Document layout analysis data

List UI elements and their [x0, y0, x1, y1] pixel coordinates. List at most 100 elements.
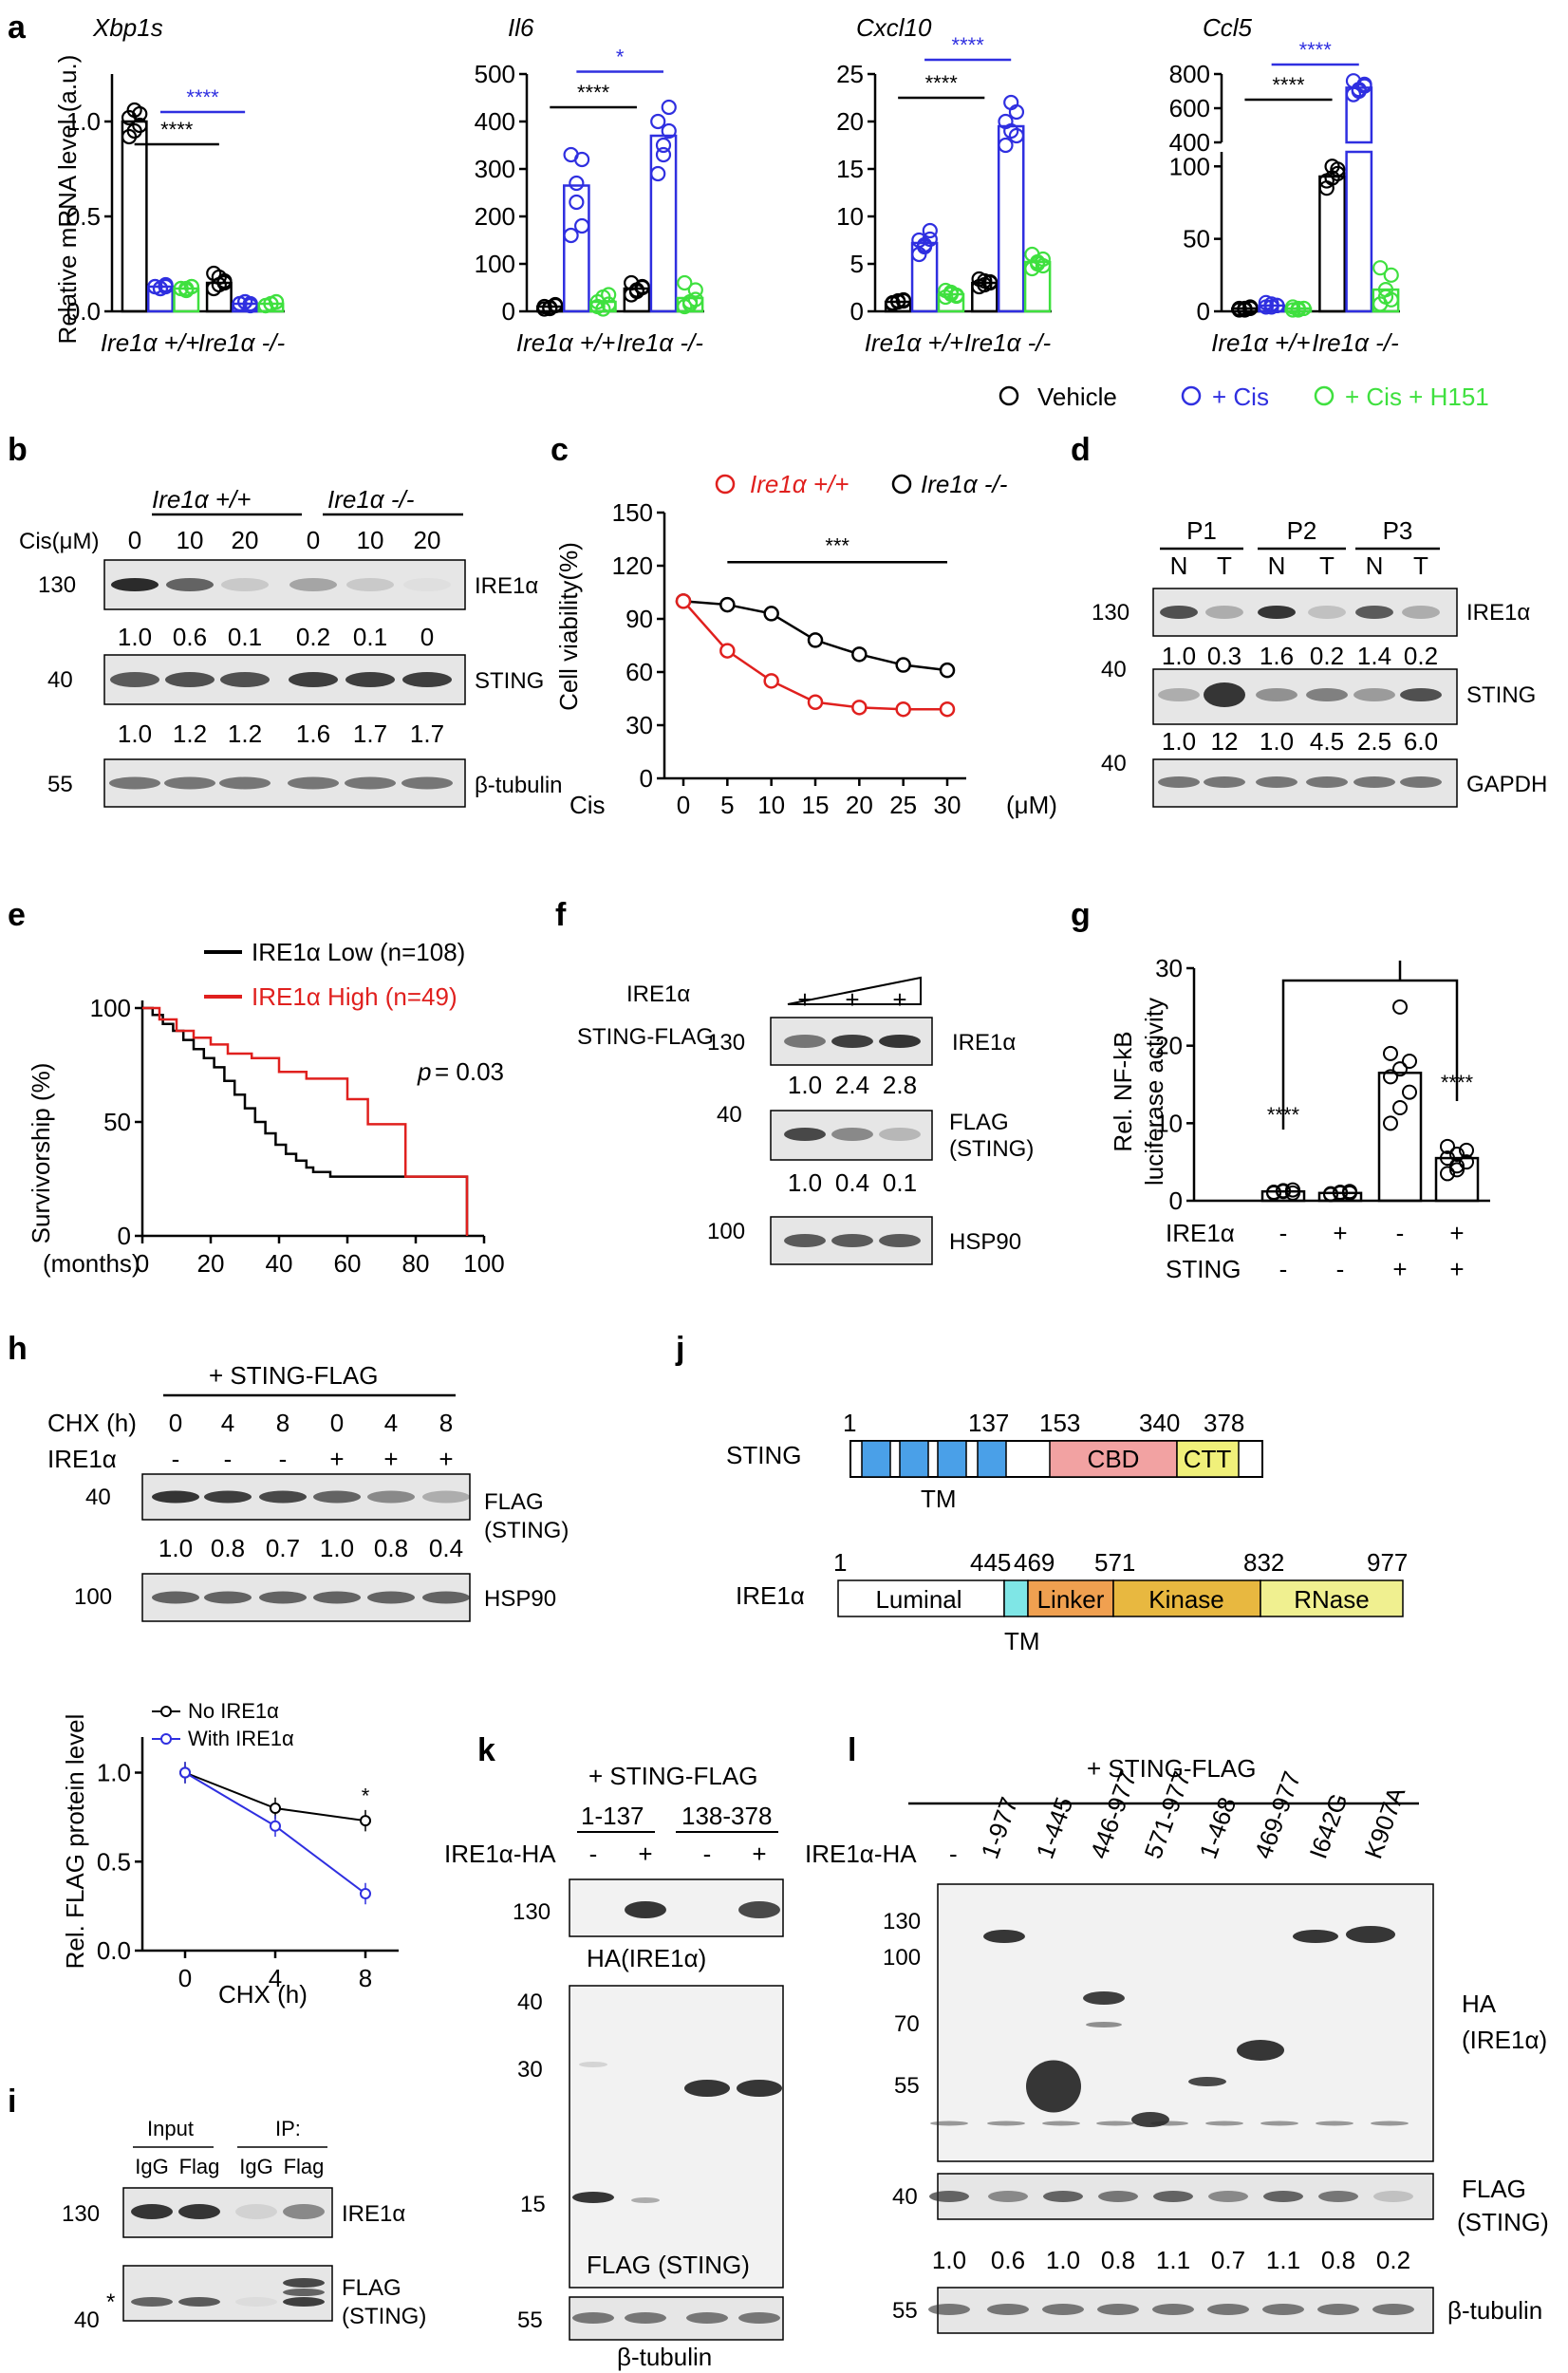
- y-tick-label: 60: [625, 658, 653, 686]
- panel-letter: a: [8, 9, 27, 46]
- data-point: [1449, 1162, 1465, 1178]
- legend-with-ire1a: With IRE1α: [188, 1727, 294, 1750]
- data-point: [1296, 300, 1312, 317]
- gradient-triangle: [787, 976, 922, 1005]
- ctt-domain: [1176, 1440, 1240, 1478]
- luminal-label: Luminal: [875, 1585, 961, 1614]
- quant-value: 0.1: [353, 623, 387, 651]
- data-point: [1024, 246, 1040, 263]
- band: [346, 578, 394, 591]
- condition-rows: IRE1α - + - + STING - - + +: [1166, 1219, 1465, 1283]
- tm-segment: [937, 1440, 967, 1478]
- band: [1372, 2304, 1414, 2315]
- quant-value: 0.8: [1321, 2246, 1355, 2274]
- bar: [1434, 1156, 1480, 1203]
- band: [403, 578, 451, 591]
- blot-label-2: (STING): [1457, 2208, 1549, 2236]
- data-point: [998, 137, 1014, 154]
- bar: [1345, 150, 1373, 313]
- row-label: IRE1α: [1166, 1219, 1235, 1247]
- gene-title: Xbp1s: [92, 13, 163, 42]
- band: [164, 776, 215, 790]
- data-point: [851, 700, 868, 716]
- y-tick-label: 50: [103, 1108, 131, 1136]
- blot-label: GAPDH: [1466, 772, 1547, 797]
- bands: [131, 2204, 325, 2219]
- x-tick-label: 0: [178, 1964, 192, 1992]
- band: [1293, 1930, 1338, 1943]
- data-point: [1003, 94, 1019, 111]
- quant-value: 0.1: [883, 1168, 917, 1197]
- mw-marker: 100: [707, 1219, 745, 1244]
- data-point: [1356, 78, 1372, 94]
- linker-domain: [1027, 1579, 1114, 1617]
- band: [929, 2191, 969, 2202]
- bands: [625, 1901, 780, 1918]
- data-point: [126, 122, 142, 140]
- y-tick-label: 10: [836, 202, 864, 231]
- blot-ire1a: [1152, 588, 1458, 637]
- x-tick-label: 40: [266, 1249, 293, 1278]
- x-tick-label: 15: [802, 791, 830, 819]
- ctt-label: CTT: [1184, 1445, 1232, 1473]
- data-point: [1440, 1166, 1455, 1182]
- dose-label: 10: [177, 526, 204, 554]
- mw-marker: 40: [892, 2184, 918, 2210]
- data-point: [1269, 297, 1285, 313]
- band: [1042, 2304, 1084, 2315]
- quant-value: 6.0: [1404, 727, 1438, 756]
- data-point: [601, 287, 617, 303]
- quant-row: 1.0 12 1.0 4.5 2.5 6.0: [1162, 727, 1438, 756]
- data-point: [132, 105, 148, 122]
- y-tick-label: 200: [475, 202, 515, 231]
- ire-pos: 1: [833, 1548, 847, 1577]
- x-axis-label: (months): [43, 1249, 140, 1278]
- data-point: [1383, 1115, 1398, 1131]
- y-tick-label: 0.5: [97, 1847, 131, 1876]
- band: [1346, 1926, 1395, 1943]
- panel-i: i Input IP: IgG Flag IgG Flag 130 IRE1α 40 …: [8, 2083, 426, 2333]
- y-axis-label: Survivorship (%): [27, 1063, 55, 1244]
- quant-value: 2.4: [835, 1071, 869, 1099]
- bands: [930, 1926, 1409, 2127]
- band: [1258, 606, 1296, 619]
- cis-label: Cis(μM): [19, 529, 99, 554]
- band: [738, 1901, 780, 1918]
- blot-label-2: (IRE1α): [1462, 2026, 1547, 2054]
- title: + STING-FLAG: [1087, 1754, 1256, 1783]
- lane-label: 469-977: [1248, 1767, 1306, 1862]
- band: [367, 1490, 415, 1504]
- data-point: [1392, 1061, 1408, 1077]
- quant-value: 0.6: [173, 623, 207, 651]
- group-label: Ire1α +/+: [1211, 328, 1310, 357]
- blot-label: STING: [475, 668, 544, 694]
- band: [1204, 682, 1245, 707]
- panel-letter: g: [1071, 897, 1091, 933]
- sign: -: [703, 1840, 712, 1868]
- data-point: [1285, 1185, 1300, 1201]
- line-chart: 0 30 60 90 120 150 0 5 10 15 20 25 30 ***: [612, 498, 966, 819]
- band: [1204, 776, 1245, 788]
- quant-value: 1.0: [1162, 727, 1196, 756]
- bar: [1260, 1189, 1306, 1203]
- band: [1355, 606, 1393, 619]
- mw-marker: 55: [894, 2073, 920, 2099]
- survival-curve-low: [142, 1006, 469, 1236]
- data-point: [895, 701, 911, 718]
- y-axis-label: Relative mRNA level (a.u.): [53, 55, 82, 345]
- lane-label: I642G: [1303, 1789, 1353, 1862]
- sign: -: [1396, 1219, 1405, 1247]
- mw-marker: 15: [520, 2192, 546, 2217]
- bands: [928, 2304, 1414, 2315]
- band: [1131, 2112, 1169, 2127]
- row-label-sting: STING-FLAG: [577, 1024, 714, 1050]
- data-point: [650, 113, 666, 130]
- data-point: [1333, 1185, 1348, 1201]
- band: [1263, 2191, 1303, 2202]
- y-tick-label: 90: [625, 605, 653, 633]
- band: [784, 1128, 826, 1141]
- bands: [152, 1490, 470, 1504]
- ire-tm-domain: [1003, 1579, 1029, 1617]
- blot-label: HSP90: [484, 1586, 556, 1612]
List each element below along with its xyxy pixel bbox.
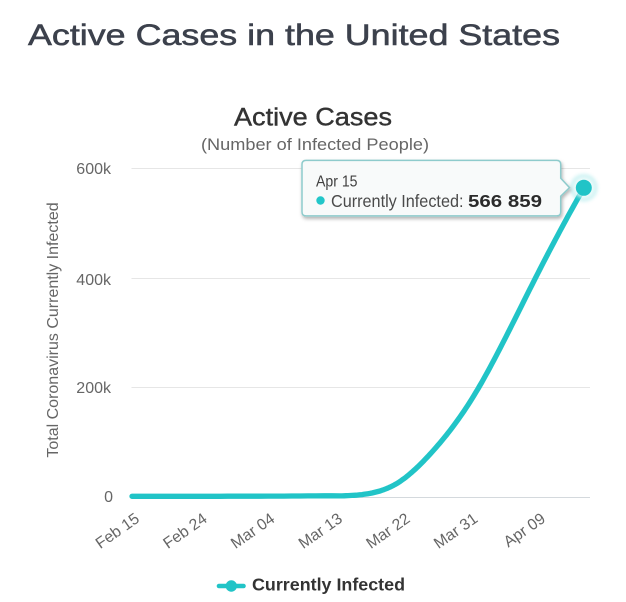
svg-text:Apr 15: Apr 15 [316, 174, 358, 191]
svg-text:600k: 600k [76, 161, 112, 178]
svg-text:Active Cases in the United Sta: Active Cases in the United States [28, 19, 560, 52]
svg-text:200k: 200k [76, 380, 112, 397]
svg-text:0: 0 [104, 489, 113, 506]
svg-text:(Number of Infected People): (Number of Infected People) [201, 136, 429, 154]
svg-text:Currently Infected: 566 859: Currently Infected: 566 859 [331, 191, 542, 211]
svg-text:400k: 400k [76, 272, 112, 289]
svg-text:Total Coronavirus Currently In: Total Coronavirus Currently Infected [45, 202, 62, 457]
svg-text:Active Cases: Active Cases [234, 104, 392, 132]
svg-text:Currently Infected: Currently Infected [252, 575, 405, 595]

▶ [Exercise]: All lines above that include the word "title" should be located and copied.

▶ [Response to this exercise]:
- gene-title: Xbp1s: [92, 13, 163, 42]
- title: + STING-FLAG: [1087, 1754, 1256, 1783]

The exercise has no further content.